EXERCISE GOAL: Write the data out again in full, with no departure from the original.

·····

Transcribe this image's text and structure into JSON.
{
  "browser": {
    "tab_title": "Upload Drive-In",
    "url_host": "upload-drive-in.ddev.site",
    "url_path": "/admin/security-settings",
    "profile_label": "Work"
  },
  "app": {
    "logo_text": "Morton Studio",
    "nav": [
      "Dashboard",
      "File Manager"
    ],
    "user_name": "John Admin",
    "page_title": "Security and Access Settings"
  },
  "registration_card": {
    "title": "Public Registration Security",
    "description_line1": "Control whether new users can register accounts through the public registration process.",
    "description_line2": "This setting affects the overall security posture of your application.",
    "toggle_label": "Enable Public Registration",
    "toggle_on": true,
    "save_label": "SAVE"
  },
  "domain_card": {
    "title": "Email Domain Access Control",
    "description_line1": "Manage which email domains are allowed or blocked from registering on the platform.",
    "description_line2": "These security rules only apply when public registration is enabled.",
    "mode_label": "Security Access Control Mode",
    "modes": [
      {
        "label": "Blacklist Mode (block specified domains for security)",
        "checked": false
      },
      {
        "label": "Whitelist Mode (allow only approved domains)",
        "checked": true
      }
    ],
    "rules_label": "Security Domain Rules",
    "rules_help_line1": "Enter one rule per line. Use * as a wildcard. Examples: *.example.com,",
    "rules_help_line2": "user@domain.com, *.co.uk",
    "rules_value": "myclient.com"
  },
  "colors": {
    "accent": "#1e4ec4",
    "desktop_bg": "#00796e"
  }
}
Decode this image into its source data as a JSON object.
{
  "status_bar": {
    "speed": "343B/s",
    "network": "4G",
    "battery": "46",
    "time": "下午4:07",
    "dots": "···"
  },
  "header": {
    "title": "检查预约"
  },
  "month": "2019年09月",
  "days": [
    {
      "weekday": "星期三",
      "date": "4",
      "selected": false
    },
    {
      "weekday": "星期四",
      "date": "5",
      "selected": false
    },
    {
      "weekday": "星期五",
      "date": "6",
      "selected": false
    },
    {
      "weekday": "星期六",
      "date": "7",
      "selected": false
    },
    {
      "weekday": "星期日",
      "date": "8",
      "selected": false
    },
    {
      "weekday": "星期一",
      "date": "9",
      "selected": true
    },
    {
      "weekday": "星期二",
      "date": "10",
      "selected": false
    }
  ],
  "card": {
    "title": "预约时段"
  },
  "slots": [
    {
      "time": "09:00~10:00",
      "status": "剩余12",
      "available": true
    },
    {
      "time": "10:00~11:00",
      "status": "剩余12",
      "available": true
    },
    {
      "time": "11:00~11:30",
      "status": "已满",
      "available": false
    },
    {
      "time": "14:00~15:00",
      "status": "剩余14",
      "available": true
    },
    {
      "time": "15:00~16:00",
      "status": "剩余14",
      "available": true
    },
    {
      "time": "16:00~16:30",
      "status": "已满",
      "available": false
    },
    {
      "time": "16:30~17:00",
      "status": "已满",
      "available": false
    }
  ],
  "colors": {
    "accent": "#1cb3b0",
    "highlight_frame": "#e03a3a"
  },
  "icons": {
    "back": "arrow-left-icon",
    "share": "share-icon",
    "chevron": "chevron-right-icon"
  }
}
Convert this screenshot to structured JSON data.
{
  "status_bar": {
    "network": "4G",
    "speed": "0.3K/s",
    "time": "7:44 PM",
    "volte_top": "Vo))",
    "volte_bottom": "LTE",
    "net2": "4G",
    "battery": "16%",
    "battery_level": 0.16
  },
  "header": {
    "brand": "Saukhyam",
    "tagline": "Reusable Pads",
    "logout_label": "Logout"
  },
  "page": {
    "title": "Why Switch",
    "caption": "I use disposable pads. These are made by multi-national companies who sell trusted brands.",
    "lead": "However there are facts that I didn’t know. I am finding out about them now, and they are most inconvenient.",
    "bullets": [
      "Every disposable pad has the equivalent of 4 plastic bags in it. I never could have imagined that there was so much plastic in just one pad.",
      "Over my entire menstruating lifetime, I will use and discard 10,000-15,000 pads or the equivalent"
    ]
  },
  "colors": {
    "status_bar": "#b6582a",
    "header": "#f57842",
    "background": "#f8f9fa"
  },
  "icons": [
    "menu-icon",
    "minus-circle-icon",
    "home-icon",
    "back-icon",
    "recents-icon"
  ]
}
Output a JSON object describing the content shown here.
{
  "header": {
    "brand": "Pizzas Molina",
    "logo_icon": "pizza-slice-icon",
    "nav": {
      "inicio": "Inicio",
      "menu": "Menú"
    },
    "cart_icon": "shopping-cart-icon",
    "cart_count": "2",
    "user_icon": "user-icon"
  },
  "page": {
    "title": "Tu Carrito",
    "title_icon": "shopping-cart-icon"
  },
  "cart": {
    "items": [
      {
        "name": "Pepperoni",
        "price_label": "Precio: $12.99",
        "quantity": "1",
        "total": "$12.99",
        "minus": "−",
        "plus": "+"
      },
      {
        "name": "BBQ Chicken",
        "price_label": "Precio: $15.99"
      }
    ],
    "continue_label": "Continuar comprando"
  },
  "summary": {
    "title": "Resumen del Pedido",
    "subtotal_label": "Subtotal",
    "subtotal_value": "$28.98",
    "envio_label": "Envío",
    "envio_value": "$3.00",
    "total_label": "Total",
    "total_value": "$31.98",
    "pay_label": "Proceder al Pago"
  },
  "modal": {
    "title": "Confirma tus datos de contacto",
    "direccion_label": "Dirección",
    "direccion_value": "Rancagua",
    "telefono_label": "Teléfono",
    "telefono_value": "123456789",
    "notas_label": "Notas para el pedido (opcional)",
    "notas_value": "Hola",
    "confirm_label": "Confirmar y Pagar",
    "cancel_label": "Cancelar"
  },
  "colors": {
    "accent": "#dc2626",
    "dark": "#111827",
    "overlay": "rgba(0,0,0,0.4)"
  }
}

·····

REPLY:
Transcribe this image's text and structure into JSON.
{
  "browser": {
    "tab_title": "Upload Drive-In",
    "url_host": "upload-drive-in.ddev.site",
    "url_path": "/admin/security-settings",
    "profile_label": "Work"
  },
  "app": {
    "logo_text": "Morton Studio",
    "nav": [
      "Dashboard",
      "File Manager"
    ],
    "user_name": "John Admin",
    "page_title": "Security and Access Settings"
  },
  "registration_card": {
    "title": "Public Registration Security",
    "description_line1": "Control whether new users can register accounts through the public registration process.",
    "description_line2": "This setting affects the overall security posture of your application.",
    "toggle_label": "Enable Public Registration",
    "toggle_on": true,
    "save_label": "SAVE"
  },
  "domain_card": {
    "title": "Email Domain Access Control",
    "description_line1": "Manage which email domains are allowed or blocked from registering on the platform.",
    "description_line2": "These security rules only apply when public registration is enabled.",
    "mode_label": "Security Access Control Mode",
    "modes": [
      {
        "label": "Blacklist Mode (block specified domains for security)",
        "checked": false
      },
      {
        "label": "Whitelist Mode (allow only approved domains)",
        "checked": true
      }
    ],
    "rules_label": "Security Domain Rules",
    "rules_help_line1": "Enter one rule per line. Use * as a wildcard. Examples: *.example.com,",
    "rules_help_line2": "user@domain.com, *.co.uk",
    "rules_value": "myclient.com"
  },
  "colors": {
    "accent": "#1e4ec4",
    "desktop_bg": "#00796e"
  }
}
Decode this image into its source data as a JSON object.
{
  "status_bar": {
    "speed": "343B/s",
    "network": "4G",
    "battery": "46",
    "time": "下午4:07",
    "dots": "···"
  },
  "header": {
    "title": "检查预约"
  },
  "month": "2019年09月",
  "days": [
    {
      "weekday": "星期三",
      "date": "4",
      "selected": false
    },
    {
      "weekday": "星期四",
      "date": "5",
      "selected": false
    },
    {
      "weekday": "星期五",
      "date": "6",
      "selected": false
    },
    {
      "weekday": "星期六",
      "date": "7",
      "selected": false
    },
    {
      "weekday": "星期日",
      "date": "8",
      "selected": false
    },
    {
      "weekday": "星期一",
      "date": "9",
      "selected": true
    },
    {
      "weekday": "星期二",
      "date": "10",
      "selected": false
    }
  ],
  "card": {
    "title": "预约时段"
  },
  "slots": [
    {
      "time": "09:00~10:00",
      "status": "剩余12",
      "available": true
    },
    {
      "time": "10:00~11:00",
      "status": "剩余12",
      "available": true
    },
    {
      "time": "11:00~11:30",
      "status": "已满",
      "available": false
    },
    {
      "time": "14:00~15:00",
      "status": "剩余14",
      "available": true
    },
    {
      "time": "15:00~16:00",
      "status": "剩余14",
      "available": true
    },
    {
      "time": "16:00~16:30",
      "status": "已满",
      "available": false
    },
    {
      "time": "16:30~17:00",
      "status": "已满",
      "available": false
    }
  ],
  "colors": {
    "accent": "#1cb3b0",
    "highlight_frame": "#e03a3a"
  },
  "icons": {
    "back": "arrow-left-icon",
    "share": "share-icon",
    "chevron": "chevron-right-icon"
  }
}
Convert this screenshot to structured JSON data.
{
  "status_bar": {
    "network": "4G",
    "speed": "0.3K/s",
    "time": "7:44 PM",
    "volte_top": "Vo))",
    "volte_bottom": "LTE",
    "net2": "4G",
    "battery": "16%",
    "battery_level": 0.16
  },
  "header": {
    "brand": "Saukhyam",
    "tagline": "Reusable Pads",
    "logout_label": "Logout"
  },
  "page": {
    "title": "Why Switch",
    "caption": "I use disposable pads. These are made by multi-national companies who sell trusted brands.",
    "lead": "However there are facts that I didn’t know. I am finding out about them now, and they are most inconvenient.",
    "bullets": [
      "Every disposable pad has the equivalent of 4 plastic bags in it. I never could have imagined that there was so much plastic in just one pad.",
      "Over my entire menstruating lifetime, I will use and discard 10,000-15,000 pads or the equivalent"
    ]
  },
  "colors": {
    "status_bar": "#b6582a",
    "header": "#f57842",
    "background": "#f8f9fa"
  },
  "icons": [
    "menu-icon",
    "minus-circle-icon",
    "home-icon",
    "back-icon",
    "recents-icon"
  ]
}
Output a JSON object describing the content shown here.
{
  "header": {
    "brand": "Pizzas Molina",
    "logo_icon": "pizza-slice-icon",
    "nav": {
      "inicio": "Inicio",
      "menu": "Menú"
    },
    "cart_icon": "shopping-cart-icon",
    "cart_count": "2",
    "user_icon": "user-icon"
  },
  "page": {
    "title": "Tu Carrito",
    "title_icon": "shopping-cart-icon"
  },
  "cart": {
    "items": [
      {
        "name": "Pepperoni",
        "price_label": "Precio: $12.99",
        "quantity": "1",
        "total": "$12.99",
        "minus": "−",
        "plus": "+"
      },
      {
        "name": "BBQ Chicken",
        "price_label": "Precio: $15.99"
      }
    ],
    "continue_label": "Continuar comprando"
  },
  "summary": {
    "title": "Resumen del Pedido",
    "subtotal_label": "Subtotal",
    "subtotal_value": "$28.98",
    "envio_label": "Envío",
    "envio_value": "$3.00",
    "total_label": "Total",
    "total_value": "$31.98",
    "pay_label": "Proceder al Pago"
  },
  "modal": {
    "title": "Confirma tus datos de contacto",
    "direccion_label": "Dirección",
    "direccion_value": "Rancagua",
    "telefono_label": "Teléfono",
    "telefono_value": "123456789",
    "notas_label": "Notas para el pedido (opcional)",
    "notas_value": "Hola",
    "confirm_label": "Confirmar y Pagar",
    "cancel_label": "Cancelar"
  },
  "colors": {
    "accent": "#dc2626",
    "dark": "#111827",
    "overlay": "rgba(0,0,0,0.4)"
  }
}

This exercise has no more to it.